→ **Problem requirements**
Copy out the lines that have "from" in them.

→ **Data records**
◆ ◆ ◆

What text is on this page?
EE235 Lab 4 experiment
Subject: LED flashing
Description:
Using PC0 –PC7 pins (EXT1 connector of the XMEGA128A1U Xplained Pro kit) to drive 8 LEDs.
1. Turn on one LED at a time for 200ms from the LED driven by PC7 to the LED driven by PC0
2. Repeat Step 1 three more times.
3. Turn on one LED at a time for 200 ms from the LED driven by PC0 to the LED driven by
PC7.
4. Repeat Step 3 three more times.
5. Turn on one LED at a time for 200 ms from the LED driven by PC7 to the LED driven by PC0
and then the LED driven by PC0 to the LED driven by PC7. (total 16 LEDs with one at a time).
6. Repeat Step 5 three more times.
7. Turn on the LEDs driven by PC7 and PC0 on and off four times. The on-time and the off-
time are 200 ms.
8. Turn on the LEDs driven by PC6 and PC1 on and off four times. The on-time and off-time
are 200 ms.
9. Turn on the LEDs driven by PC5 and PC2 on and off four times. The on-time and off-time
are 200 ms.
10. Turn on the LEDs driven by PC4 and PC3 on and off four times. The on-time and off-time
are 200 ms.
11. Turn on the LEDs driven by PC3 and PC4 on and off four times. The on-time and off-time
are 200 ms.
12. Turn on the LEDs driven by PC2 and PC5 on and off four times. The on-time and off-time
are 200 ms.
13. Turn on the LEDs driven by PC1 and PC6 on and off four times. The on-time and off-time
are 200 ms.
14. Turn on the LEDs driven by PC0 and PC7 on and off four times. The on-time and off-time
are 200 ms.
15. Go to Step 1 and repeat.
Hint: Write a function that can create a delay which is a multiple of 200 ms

◆ ◆ ◆

→ **Task result**
1. Turn on one LED at a time for 200ms from the LED driven by PC7 to the LED driven by PC0
3. Turn on one LED at a time for 200 ms from the LED driven by PC0 to the LED driven by
5. Turn on one LED at a time for 200 ms from the LED driven by PC7 to the LED driven by PC0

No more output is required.